===== MATERIAL FOR THIS EXERCISE

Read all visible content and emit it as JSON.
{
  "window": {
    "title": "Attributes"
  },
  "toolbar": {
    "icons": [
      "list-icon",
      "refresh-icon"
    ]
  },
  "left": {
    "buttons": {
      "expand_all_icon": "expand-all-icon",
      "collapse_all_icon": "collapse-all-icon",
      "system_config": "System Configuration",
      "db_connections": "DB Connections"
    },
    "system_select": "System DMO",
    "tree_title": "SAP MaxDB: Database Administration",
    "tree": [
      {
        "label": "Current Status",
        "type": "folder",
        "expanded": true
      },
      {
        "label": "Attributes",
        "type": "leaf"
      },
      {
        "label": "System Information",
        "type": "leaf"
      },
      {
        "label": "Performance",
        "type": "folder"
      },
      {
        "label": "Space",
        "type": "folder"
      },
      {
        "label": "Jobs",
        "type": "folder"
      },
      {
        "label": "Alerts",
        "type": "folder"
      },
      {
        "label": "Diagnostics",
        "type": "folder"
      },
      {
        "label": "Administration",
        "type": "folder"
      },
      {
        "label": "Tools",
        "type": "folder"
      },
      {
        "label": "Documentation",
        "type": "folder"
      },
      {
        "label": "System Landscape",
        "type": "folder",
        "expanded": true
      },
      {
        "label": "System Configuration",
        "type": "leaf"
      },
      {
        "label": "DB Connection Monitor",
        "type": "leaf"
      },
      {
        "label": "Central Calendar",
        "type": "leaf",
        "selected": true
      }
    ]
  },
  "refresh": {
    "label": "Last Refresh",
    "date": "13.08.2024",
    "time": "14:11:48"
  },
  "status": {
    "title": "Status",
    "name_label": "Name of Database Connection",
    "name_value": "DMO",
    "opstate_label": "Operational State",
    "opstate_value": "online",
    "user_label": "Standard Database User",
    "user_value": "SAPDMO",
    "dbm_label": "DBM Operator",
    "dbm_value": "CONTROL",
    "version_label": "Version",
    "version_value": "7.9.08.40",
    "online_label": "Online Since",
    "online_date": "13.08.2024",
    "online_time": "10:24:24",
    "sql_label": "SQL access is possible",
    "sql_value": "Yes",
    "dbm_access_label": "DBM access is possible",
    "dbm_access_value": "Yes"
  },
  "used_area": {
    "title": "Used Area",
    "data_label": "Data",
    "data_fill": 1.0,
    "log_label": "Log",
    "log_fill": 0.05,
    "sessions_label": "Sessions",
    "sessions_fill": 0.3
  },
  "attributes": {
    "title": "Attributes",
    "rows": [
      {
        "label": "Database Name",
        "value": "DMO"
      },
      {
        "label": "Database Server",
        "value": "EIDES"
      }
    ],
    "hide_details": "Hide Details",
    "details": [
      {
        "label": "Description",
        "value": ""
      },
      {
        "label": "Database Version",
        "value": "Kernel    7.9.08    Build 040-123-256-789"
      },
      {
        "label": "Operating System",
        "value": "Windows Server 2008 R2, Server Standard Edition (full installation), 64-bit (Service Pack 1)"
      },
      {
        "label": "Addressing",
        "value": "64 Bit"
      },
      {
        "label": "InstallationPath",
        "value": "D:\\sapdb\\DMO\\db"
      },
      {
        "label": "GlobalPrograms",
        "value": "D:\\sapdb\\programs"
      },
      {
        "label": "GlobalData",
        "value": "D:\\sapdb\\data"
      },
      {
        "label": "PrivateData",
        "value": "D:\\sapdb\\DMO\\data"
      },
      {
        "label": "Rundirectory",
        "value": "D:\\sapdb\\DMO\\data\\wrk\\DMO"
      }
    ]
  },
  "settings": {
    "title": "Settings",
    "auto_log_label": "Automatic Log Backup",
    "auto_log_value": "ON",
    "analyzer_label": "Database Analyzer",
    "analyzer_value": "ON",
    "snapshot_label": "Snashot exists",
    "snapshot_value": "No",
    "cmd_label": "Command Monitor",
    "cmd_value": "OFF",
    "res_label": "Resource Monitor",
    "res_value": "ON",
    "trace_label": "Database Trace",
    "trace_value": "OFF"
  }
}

==========

- **WHAT TO WORK ON**
Reproduce the records above exactly.

- **WRITTEN SOLUTION**
Read all visible content and emit it as JSON.
{
  "window": {
    "title": "Attributes"
  },
  "toolbar": {
    "icons": [
      "list-icon",
      "refresh-icon"
    ]
  },
  "left": {
    "buttons": {
      "expand_all_icon": "expand-all-icon",
      "collapse_all_icon": "collapse-all-icon",
      "system_config": "System Configuration",
      "db_connections": "DB Connections"
    },
    "system_select": "System DMO",
    "tree_title": "SAP MaxDB: Database Administration",
    "tree": [
      {
        "label": "Current Status",
        "type": "folder",
        "expanded": true
      },
      {
        "label": "Attributes",
        "type": "leaf"
      },
      {
        "label": "System Information",
        "type": "leaf"
      },
      {
        "label": "Performance",
        "type": "folder"
      },
      {
        "label": "Space",
        "type": "folder"
      },
      {
        "label": "Jobs",
        "type": "folder"
      },
      {
        "label": "Alerts",
        "type": "folder"
      },
      {
        "label": "Diagnostics",
        "type": "folder"
      },
      {
        "label": "Administration",
        "type": "folder"
      },
      {
        "label": "Tools",
        "type": "folder"
      },
      {
        "label": "Documentation",
        "type": "folder"
      },
      {
        "label": "System Landscape",
        "type": "folder",
        "expanded": true
      },
      {
        "label": "System Configuration",
        "type": "leaf"
      },
      {
        "label": "DB Connection Monitor",
        "type": "leaf"
      },
      {
        "label": "Central Calendar",
        "type": "leaf",
        "selected": true
      }
    ]
  },
  "refresh": {
    "label": "Last Refresh",
    "date": "13.08.2024",
    "time": "14:11:48"
  },
  "status": {
    "title": "Status",
    "name_label": "Name of Database Connection",
    "name_value": "DMO",
    "opstate_label": "Operational State",
    "opstate_value": "online",
    "user_label": "Standard Database User",
    "user_value": "SAPDMO",
    "dbm_label": "DBM Operator",
    "dbm_value": "CONTROL",
    "version_label": "Version",
    "version_value": "7.9.08.40",
    "online_label": "Online Since",
    "online_date": "13.08.2024",
    "online_time": "10:24:24",
    "sql_label": "SQL access is possible",
    "sql_value": "Yes",
    "dbm_access_label": "DBM access is possible",
    "dbm_access_value": "Yes"
  },
  "used_area": {
    "title": "Used Area",
    "data_label": "Data",
    "data_fill": 1.0,
    "log_label": "Log",
    "log_fill": 0.05,
    "sessions_label": "Sessions",
    "sessions_fill": 0.3
  },
  "attributes": {
    "title": "Attributes",
    "rows": [
      {
        "label": "Database Name",
        "value": "DMO"
      },
      {
        "label": "Database Server",
        "value": "EIDES"
      }
    ],
    "hide_details": "Hide Details",
    "details": [
      {
        "label": "Description",
        "value": ""
      },
      {
        "label": "Database Version",
        "value": "Kernel    7.9.08    Build 040-123-256-789"
      },
      {
        "label": "Operating System",
        "value": "Windows Server 2008 R2, Server Standard Edition (full installation), 64-bit (Service Pack 1)"
      },
      {
        "label": "Addressing",
        "value": "64 Bit"
      },
      {
        "label": "InstallationPath",
        "value": "D:\\sapdb\\DMO\\db"
      },
      {
        "label": "GlobalPrograms",
        "value": "D:\\sapdb\\programs"
      },
      {
        "label": "GlobalData",
        "value": "D:\\sapdb\\data"
      },
      {
        "label": "PrivateData",
        "value": "D:\\sapdb\\DMO\\data"
      },
      {
        "label": "Rundirectory",
        "value": "D:\\sapdb\\DMO\\data\\wrk\\DMO"
      }
    ]
  },
  "settings": {
    "title": "Settings",
    "auto_log_label": "Automatic Log Backup",
    "auto_log_value": "ON",
    "analyzer_label": "Database Analyzer",
    "analyzer_value": "ON",
    "snapshot_label": "Snashot exists",
    "snapshot_value": "No",
    "cmd_label": "Command Monitor",
    "cmd_value": "OFF",
    "res_label": "Resource Monitor",
    "res_value": "ON",
    "trace_label": "Database Trace",
    "trace_value": "OFF"
  }
}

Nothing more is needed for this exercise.